Items from a dataset:
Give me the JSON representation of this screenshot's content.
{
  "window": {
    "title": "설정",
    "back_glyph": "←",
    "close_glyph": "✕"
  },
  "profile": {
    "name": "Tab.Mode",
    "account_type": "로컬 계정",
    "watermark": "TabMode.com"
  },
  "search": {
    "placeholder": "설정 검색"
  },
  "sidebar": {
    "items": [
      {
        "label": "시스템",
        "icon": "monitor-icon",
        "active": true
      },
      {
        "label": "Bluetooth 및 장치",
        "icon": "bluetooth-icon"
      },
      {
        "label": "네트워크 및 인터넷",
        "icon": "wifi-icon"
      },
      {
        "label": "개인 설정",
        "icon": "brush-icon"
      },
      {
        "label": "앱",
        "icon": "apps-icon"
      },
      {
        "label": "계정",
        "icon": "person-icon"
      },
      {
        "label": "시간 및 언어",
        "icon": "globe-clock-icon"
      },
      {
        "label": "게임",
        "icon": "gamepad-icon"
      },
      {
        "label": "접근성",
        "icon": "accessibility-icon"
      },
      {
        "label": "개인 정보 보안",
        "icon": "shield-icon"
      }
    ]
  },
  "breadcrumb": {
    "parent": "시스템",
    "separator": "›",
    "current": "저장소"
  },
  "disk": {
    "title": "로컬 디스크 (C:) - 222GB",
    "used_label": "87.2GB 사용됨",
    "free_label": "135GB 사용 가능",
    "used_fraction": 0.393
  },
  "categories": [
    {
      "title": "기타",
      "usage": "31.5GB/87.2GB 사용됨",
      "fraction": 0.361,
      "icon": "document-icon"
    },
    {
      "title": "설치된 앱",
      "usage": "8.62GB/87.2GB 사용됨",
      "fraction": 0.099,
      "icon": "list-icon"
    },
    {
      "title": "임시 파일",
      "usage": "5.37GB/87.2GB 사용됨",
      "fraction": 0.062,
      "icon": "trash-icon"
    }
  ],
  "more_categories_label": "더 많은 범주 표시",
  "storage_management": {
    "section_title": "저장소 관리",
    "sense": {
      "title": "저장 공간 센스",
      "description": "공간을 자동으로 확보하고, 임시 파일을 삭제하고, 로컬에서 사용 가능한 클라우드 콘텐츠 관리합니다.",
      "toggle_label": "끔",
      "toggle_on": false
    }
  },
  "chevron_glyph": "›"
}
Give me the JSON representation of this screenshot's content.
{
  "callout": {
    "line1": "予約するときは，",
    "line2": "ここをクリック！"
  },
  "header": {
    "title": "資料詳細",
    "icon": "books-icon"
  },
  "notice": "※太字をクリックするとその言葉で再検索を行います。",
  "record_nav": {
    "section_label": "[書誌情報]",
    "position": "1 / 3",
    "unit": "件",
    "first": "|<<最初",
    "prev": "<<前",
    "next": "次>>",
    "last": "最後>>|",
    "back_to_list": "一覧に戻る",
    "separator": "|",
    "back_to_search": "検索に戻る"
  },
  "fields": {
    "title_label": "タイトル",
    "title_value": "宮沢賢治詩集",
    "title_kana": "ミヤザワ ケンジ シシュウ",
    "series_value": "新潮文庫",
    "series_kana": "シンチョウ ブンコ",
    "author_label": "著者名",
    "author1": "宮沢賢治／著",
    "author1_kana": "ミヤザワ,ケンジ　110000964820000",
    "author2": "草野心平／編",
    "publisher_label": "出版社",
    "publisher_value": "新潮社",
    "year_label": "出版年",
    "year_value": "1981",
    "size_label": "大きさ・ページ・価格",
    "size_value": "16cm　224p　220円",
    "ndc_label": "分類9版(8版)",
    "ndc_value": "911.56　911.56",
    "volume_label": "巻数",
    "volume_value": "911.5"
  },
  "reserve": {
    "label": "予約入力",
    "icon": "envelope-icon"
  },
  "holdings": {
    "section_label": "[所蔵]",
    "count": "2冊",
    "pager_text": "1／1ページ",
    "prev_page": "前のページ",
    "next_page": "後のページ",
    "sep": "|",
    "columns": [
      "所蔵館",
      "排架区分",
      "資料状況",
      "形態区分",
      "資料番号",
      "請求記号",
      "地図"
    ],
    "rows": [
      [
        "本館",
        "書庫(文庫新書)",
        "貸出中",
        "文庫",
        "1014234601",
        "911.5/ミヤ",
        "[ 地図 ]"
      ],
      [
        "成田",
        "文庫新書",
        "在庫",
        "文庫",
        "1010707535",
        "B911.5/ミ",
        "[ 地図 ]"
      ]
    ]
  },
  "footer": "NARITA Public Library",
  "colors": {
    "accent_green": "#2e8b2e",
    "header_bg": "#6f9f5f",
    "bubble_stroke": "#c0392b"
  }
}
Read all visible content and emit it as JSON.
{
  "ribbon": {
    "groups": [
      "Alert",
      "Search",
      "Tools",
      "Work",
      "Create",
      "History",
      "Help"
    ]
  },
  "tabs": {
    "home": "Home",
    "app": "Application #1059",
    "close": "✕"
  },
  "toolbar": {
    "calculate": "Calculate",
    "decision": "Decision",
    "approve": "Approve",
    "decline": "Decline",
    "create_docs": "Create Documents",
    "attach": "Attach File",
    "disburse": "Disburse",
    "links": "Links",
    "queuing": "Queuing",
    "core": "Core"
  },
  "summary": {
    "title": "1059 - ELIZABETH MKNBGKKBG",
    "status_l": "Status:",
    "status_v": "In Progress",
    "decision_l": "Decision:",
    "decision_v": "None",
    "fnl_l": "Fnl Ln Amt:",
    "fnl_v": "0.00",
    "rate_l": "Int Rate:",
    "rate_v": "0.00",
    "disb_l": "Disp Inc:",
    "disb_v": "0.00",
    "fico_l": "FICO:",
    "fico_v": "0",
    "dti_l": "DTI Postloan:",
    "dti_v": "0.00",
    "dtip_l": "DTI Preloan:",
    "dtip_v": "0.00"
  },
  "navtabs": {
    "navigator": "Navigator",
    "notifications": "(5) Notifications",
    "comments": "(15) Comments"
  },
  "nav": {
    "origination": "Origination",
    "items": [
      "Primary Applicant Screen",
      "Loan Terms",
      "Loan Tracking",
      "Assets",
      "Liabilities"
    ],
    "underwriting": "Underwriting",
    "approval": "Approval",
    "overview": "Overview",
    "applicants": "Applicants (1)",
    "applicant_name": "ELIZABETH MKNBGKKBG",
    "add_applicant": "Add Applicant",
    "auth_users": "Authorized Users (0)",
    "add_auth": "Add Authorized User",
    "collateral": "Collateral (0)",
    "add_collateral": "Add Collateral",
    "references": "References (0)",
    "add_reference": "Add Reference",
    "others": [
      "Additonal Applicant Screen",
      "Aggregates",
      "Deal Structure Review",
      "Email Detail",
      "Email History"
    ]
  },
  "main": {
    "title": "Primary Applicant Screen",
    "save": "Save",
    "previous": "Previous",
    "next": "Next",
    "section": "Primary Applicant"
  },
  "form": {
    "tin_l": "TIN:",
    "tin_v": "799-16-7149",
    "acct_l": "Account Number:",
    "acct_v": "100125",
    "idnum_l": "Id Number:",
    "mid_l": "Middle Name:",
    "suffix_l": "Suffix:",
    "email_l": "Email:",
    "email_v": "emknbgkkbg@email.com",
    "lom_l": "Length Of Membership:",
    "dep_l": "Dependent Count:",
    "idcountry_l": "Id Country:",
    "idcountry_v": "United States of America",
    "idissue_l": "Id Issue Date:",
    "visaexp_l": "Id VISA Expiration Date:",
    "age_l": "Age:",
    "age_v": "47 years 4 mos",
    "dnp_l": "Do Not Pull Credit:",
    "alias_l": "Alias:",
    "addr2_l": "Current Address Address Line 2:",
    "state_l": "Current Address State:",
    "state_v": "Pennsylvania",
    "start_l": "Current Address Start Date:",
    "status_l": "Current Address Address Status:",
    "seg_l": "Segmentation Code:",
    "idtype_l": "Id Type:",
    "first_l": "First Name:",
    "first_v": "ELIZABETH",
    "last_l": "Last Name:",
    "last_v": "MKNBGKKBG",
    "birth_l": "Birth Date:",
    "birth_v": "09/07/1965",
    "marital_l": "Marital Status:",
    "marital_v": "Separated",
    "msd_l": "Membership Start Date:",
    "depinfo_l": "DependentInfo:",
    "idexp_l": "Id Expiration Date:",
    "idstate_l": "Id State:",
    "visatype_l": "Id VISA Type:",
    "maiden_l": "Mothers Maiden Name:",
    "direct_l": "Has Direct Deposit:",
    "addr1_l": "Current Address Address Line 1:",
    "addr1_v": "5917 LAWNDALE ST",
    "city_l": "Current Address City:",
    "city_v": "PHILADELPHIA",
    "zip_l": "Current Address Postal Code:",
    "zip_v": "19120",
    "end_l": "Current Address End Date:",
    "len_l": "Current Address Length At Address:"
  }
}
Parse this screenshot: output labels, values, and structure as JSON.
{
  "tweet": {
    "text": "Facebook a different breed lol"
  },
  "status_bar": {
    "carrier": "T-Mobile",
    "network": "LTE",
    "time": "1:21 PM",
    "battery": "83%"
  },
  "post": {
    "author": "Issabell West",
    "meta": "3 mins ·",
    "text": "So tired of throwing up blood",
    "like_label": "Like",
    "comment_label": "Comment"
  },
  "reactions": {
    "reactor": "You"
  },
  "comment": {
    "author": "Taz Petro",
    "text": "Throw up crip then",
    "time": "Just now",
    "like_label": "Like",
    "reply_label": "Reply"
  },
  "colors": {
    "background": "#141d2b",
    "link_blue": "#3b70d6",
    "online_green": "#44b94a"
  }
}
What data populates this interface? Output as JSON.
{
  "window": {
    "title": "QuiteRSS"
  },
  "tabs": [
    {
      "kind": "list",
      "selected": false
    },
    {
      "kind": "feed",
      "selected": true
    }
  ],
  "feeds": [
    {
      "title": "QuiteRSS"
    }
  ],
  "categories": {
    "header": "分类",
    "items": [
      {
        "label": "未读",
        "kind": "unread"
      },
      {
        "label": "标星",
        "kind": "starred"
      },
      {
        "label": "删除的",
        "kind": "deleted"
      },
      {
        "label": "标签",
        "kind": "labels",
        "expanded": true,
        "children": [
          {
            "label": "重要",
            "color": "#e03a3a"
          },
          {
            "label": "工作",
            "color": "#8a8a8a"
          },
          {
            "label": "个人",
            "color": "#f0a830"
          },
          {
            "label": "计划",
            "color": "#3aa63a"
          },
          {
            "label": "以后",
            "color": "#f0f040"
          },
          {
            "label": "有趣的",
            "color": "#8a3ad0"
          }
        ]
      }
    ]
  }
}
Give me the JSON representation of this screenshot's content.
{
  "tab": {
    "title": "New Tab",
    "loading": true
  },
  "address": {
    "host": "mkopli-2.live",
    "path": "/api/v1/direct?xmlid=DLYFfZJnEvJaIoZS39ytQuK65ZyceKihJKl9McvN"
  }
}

# Task details
Pull every line holding "Collateral" out of the records.

# Final result
    "collateral": "Collateral (0)",
    "add_collateral": "Add Collateral",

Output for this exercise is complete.